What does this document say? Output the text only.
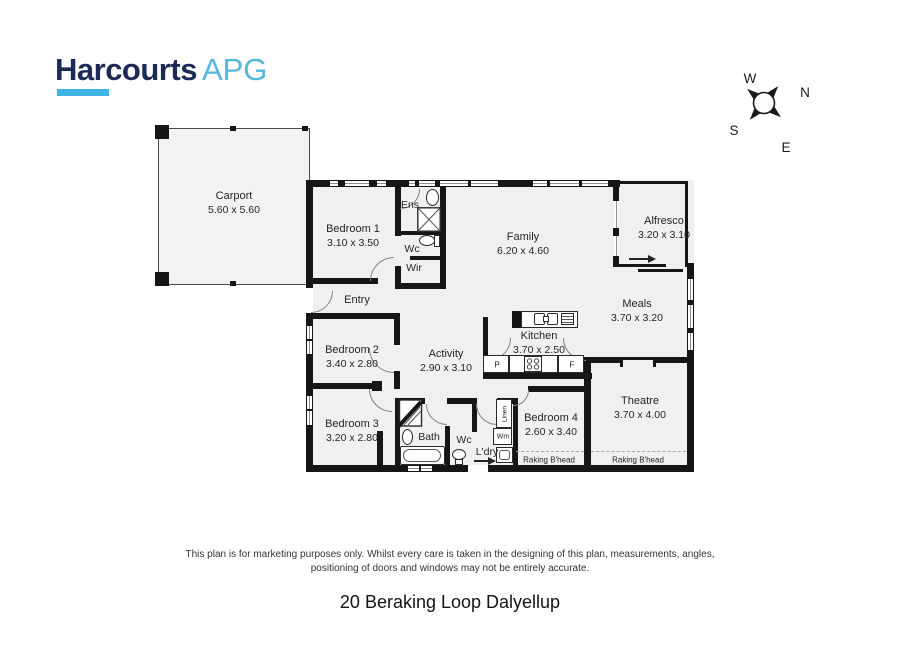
Harcourts APG	W
N
S
E
P	F
Wm
Linen
Raking B'head	Raking B'head
Carport
5.60 x 5.60
Bedroom 1
3.10 x 3.50
Ens
Wc
Wir
Entry
Family
6.20 x 4.60
Alfresco
3.20 x 3.10
Meals
3.70 x 3.20
Kitchen
3.70 x 2.50
Activity
2.90 x 3.10
Bedroom 2
3.40 x 2.80
Bedroom 3
3.20 x 2.80	Bath Wc
L'dry
Bedroom 4
2.60 x 3.40
Theatre
3.70 x 4.00
This plan is for marketing purposes only. Whilst every care is taken in the designing of this plan, measurements, angles,
positioning of doors and windows may not be entirely accurate.
20 Beraking Loop Dalyellup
_____
(Required work): Your task is to report how many lines of the material include the string "Bedroom". Give the number and no other words.

(Correct answer): 4